Figure record extracts:

----

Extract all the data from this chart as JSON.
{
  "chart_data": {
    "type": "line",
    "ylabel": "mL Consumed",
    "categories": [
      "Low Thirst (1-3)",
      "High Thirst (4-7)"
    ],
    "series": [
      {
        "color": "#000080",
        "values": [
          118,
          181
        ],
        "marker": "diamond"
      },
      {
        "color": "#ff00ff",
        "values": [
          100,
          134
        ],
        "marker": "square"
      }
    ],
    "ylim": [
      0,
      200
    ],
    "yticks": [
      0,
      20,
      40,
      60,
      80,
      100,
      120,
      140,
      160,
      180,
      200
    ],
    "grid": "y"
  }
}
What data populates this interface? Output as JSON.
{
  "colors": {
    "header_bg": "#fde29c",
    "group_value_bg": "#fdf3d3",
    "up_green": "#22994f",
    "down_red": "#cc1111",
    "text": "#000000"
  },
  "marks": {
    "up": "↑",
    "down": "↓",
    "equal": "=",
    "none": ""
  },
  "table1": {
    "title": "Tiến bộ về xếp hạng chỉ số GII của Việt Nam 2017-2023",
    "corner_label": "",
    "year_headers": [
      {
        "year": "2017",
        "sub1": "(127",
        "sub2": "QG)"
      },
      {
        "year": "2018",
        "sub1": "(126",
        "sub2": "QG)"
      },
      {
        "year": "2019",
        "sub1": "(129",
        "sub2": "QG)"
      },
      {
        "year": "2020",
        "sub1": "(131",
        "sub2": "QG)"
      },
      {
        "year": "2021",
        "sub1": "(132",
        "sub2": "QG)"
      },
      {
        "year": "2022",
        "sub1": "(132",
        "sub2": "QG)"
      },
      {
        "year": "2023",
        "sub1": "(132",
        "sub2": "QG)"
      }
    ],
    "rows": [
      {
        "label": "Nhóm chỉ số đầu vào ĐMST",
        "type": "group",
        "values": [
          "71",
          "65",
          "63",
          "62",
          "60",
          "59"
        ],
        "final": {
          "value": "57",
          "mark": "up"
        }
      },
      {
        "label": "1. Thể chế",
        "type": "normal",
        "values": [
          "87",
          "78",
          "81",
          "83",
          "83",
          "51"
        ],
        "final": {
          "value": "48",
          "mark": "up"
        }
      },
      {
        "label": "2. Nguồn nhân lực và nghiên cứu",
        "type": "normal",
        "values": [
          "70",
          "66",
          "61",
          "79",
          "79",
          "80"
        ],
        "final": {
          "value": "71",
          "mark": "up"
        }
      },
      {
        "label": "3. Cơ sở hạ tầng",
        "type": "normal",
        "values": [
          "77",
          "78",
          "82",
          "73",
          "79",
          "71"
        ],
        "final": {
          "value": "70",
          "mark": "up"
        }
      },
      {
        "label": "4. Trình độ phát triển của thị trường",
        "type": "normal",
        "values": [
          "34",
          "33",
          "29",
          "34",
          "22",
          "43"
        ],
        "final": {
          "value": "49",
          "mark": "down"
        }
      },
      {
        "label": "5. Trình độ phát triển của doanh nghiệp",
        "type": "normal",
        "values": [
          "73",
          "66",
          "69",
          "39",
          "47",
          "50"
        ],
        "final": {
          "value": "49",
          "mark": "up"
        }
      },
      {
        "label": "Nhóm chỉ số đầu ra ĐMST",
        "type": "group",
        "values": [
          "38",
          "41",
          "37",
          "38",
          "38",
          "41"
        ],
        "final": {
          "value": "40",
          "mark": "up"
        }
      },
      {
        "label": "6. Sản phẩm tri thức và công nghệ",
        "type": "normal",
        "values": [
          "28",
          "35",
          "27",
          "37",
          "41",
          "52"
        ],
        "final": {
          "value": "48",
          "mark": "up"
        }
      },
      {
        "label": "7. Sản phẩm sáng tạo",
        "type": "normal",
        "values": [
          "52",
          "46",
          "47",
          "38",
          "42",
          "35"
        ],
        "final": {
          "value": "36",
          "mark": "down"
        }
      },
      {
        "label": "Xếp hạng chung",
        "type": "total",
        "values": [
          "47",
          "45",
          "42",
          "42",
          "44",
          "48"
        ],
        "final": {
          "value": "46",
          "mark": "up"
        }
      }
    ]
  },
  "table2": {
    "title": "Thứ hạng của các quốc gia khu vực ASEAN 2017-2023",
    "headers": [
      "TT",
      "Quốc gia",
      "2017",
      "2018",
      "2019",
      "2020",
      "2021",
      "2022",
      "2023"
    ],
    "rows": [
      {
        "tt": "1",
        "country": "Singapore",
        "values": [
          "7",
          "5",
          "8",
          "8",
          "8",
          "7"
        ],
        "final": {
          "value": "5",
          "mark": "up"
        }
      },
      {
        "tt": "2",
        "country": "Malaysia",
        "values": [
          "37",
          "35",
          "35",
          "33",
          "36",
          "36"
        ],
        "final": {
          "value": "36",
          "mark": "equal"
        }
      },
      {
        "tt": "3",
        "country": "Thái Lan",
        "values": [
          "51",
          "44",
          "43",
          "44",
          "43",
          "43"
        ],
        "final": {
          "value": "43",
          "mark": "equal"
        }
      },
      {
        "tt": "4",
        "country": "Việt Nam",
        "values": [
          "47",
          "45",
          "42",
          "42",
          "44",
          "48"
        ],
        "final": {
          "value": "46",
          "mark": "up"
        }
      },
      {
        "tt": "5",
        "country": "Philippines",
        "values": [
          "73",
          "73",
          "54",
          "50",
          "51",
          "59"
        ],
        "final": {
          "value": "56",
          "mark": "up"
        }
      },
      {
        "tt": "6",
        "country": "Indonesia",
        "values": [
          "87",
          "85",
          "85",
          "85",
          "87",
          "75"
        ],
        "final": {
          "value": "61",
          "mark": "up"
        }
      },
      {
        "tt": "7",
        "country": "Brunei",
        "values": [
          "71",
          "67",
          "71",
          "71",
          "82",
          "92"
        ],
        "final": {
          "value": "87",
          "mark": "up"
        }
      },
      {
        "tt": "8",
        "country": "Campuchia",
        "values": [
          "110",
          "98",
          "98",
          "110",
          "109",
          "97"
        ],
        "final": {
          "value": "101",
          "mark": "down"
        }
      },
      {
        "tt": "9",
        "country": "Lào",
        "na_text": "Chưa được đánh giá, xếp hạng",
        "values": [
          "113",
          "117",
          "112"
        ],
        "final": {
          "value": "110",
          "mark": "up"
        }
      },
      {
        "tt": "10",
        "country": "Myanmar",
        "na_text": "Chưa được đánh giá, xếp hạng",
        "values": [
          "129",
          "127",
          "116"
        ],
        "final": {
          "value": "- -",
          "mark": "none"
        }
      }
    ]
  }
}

----

Directions - In the listing, find all lines with the string "JSON" and copy them.

Task output -
Extract all the data from this chart as JSON.
What data populates this interface? Output as JSON.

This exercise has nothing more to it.